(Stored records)
==================================================

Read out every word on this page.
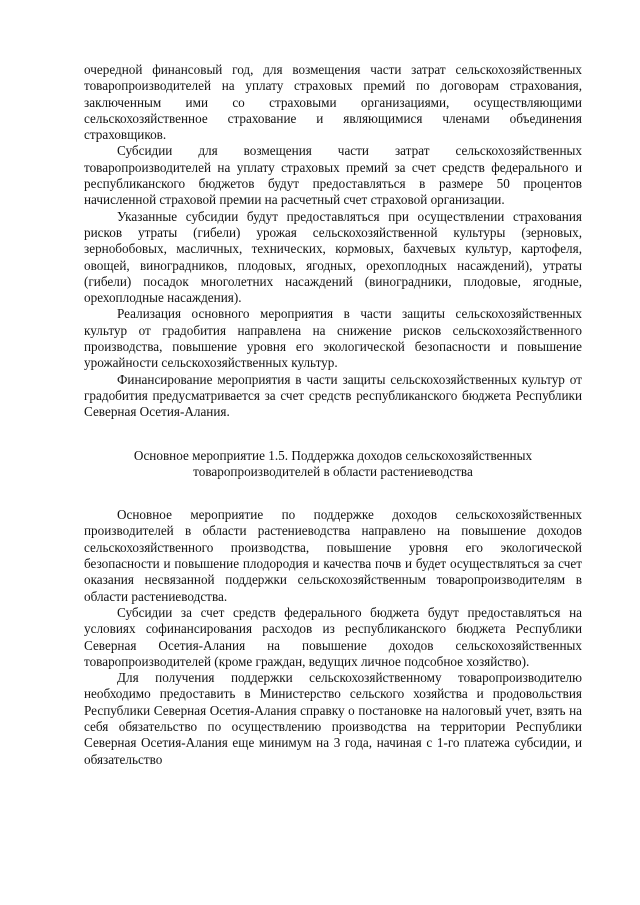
очередной финансовый год, для возмещения части затрат сельскохозяйственных товаропроизводителей на уплату страховых премий по договорам страхования, заключенным ими со страховыми организациями, осуществляющими сельскохозяйственное страхование и являющимися членами объединения страховщиков.

Субсидии для возмещения части затрат сельскохозяйственных товаропроизводителей на уплату страховых премий за счет средств федерального и республиканского бюджетов будут предоставляться в размере 50 процентов начисленной страховой премии на расчетный счет страховой организации.

Указанные субсидии будут предоставляться при осуществлении страхования рисков утраты (гибели) урожая сельскохозяйственной культуры (зерновых, зернобобовых, масличных, технических, кормовых, бахчевых культур, картофеля, овощей, виноградников, плодовых, ягодных, орехоплодных насаждений), утраты (гибели) посадок многолетних насаждений (виноградники, плодовые, ягодные, орехоплодные насаждения).

Реализация основного мероприятия в части защиты сельскохозяйственных культур от градобития направлена на снижение рисков сельскохозяйственного производства, повышение уровня его экологической безопасности и повышение урожайности сельскохозяйственных культур.

Финансирование мероприятия в части защиты сельскохозяйственных культур от градобития предусматривается за счет средств республиканского бюджета Республики Северная Осетия-Алания.

Основное мероприятие 1.5. Поддержка доходов сельскохозяйственных
товаропроизводителей в области растениеводства

Основное мероприятие по поддержке доходов сельскохозяйственных производителей в области растениеводства направлено на повышение доходов сельскохозяйственного производства, повышение уровня его экологической безопасности и повышение плодородия и качества почв и будет осуществляться за счет оказания несвязанной поддержки сельскохозяйственным товаропроизводителям в области растениеводства.

Субсидии за счет средств федерального бюджета будут предоставляться на условиях софинансирования расходов из республиканского бюджета Республики Северная Осетия-Алания на повышение доходов сельскохозяйственных товаропроизводителей (кроме граждан, ведущих личное подсобное хозяйство).

Для получения поддержки сельскохозяйственному товаропроизводителю необходимо предоставить в Министерство сельского хозяйства и продовольствия Республики Северная Осетия-Алания справку о постановке на налоговый учет, взять на себя обязательство по осуществлению производства на территории Республики Северная Осетия-Алания еще минимум на 3 года, начиная с 1-го платежа субсидии, и обязательство
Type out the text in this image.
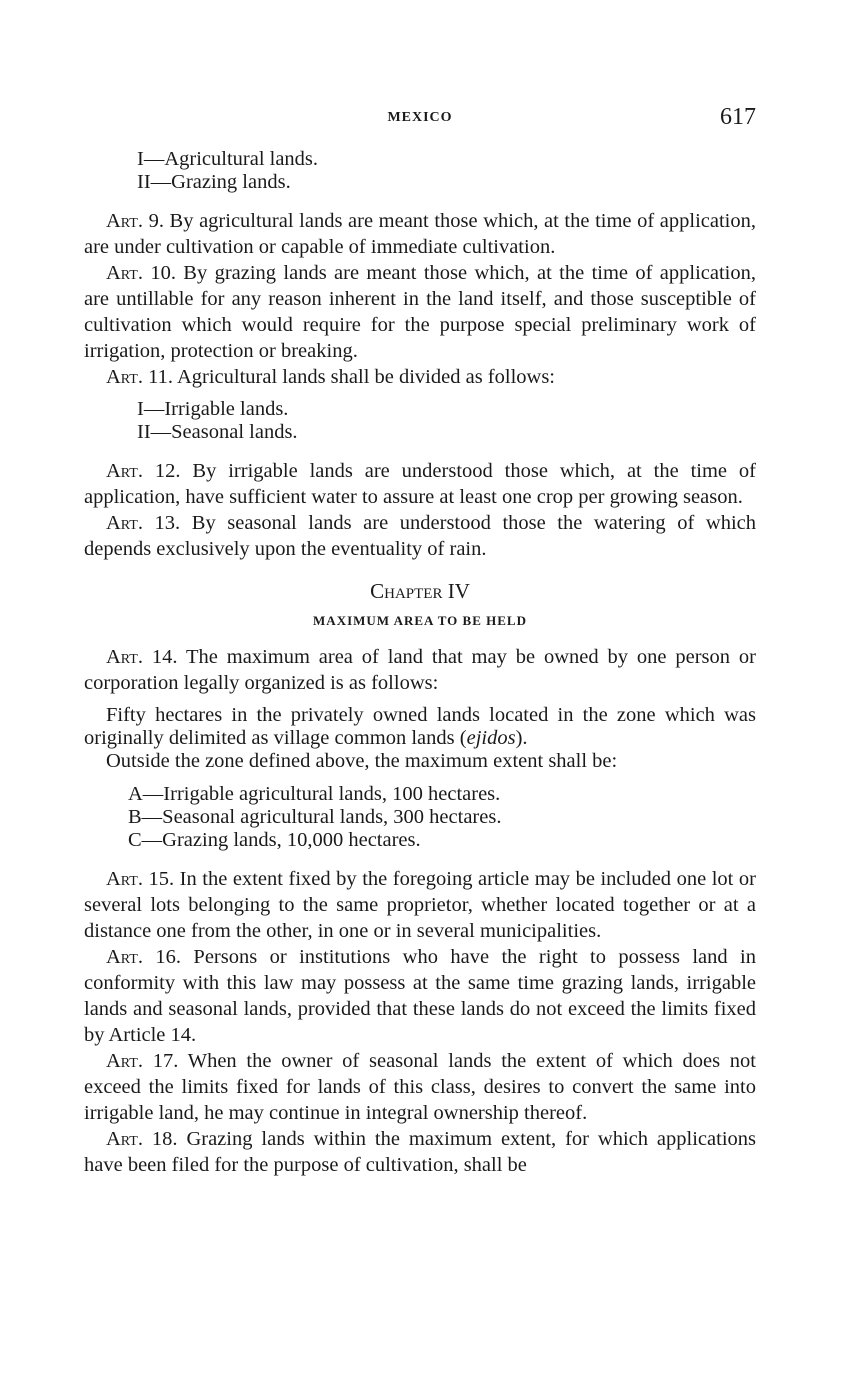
MEXICO	617
I—Agricultural lands.
II—Grazing lands.

Art. 9. By agricultural lands are meant those which, at the time of application, are under cultivation or capable of immediate cultivation.

Art. 10. By grazing lands are meant those which, at the time of application, are untillable for any reason inherent in the land itself, and those susceptible of cultivation which would require for the purpose special preliminary work of irrigation, protection or breaking.

Art. 11. Agricultural lands shall be divided as follows:

I—Irrigable lands.
II—Seasonal lands.

Art. 12. By irrigable lands are understood those which, at the time of application, have sufficient water to assure at least one crop per growing season.

Art. 13. By seasonal lands are understood those the watering of which depends exclusively upon the eventuality of rain.

Chapter IV
MAXIMUM AREA TO BE HELD

Art. 14. The maximum area of land that may be owned by one person or corporation legally organized is as follows:

Fifty hectares in the privately owned lands located in the zone which was originally delimited as village common lands (ejidos).

Outside the zone defined above, the maximum extent shall be:

A—Irrigable agricultural lands, 100 hectares.
B—Seasonal agricultural lands, 300 hectares.
C—Grazing lands, 10,000 hectares.

Art. 15. In the extent fixed by the foregoing article may be included one lot or several lots belonging to the same proprietor, whether located together or at a distance one from the other, in one or in several municipalities.

Art. 16. Persons or institutions who have the right to possess land in conformity with this law may possess at the same time grazing lands, irrigable lands and seasonal lands, provided that these lands do not exceed the limits fixed by Article 14.

Art. 17. When the owner of seasonal lands the extent of which does not exceed the limits fixed for lands of this class, desires to convert the same into irrigable land, he may continue in integral ownership thereof.

Art. 18. Grazing lands within the maximum extent, for which applications have been filed for the purpose of cultivation, shall be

==================================================

Among the entries above, how many lines hold the string "повышение"? Give the number by itself.

• TASK RESPONSE:
3